In the entries, find all lines that hold the word "label" and copy them.

### A run of records

════════════════════

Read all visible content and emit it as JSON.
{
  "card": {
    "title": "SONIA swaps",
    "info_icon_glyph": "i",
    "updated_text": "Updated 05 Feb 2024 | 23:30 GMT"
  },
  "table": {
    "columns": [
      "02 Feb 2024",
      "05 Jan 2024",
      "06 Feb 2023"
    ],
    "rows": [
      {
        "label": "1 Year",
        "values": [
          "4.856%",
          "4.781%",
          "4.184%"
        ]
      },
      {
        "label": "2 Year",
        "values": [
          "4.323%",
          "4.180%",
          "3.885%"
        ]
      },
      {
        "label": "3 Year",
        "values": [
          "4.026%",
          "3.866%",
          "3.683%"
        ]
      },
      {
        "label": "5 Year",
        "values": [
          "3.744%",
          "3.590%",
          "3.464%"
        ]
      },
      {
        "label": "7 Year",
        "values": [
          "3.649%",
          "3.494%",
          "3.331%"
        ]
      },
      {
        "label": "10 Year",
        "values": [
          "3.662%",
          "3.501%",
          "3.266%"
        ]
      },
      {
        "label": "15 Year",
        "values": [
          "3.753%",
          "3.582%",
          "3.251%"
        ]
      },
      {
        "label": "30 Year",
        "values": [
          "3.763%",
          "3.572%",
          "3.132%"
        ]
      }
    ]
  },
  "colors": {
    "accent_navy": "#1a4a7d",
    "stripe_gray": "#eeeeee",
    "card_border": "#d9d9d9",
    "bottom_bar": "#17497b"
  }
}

════════════════════

### WRITTEN REPLY
        "label": "1 Year",
        "label": "2 Year",
        "label": "3 Year",
        "label": "5 Year",
        "label": "7 Year",
        "label": "10 Year",
        "label": "15 Year",
        "label": "30 Year",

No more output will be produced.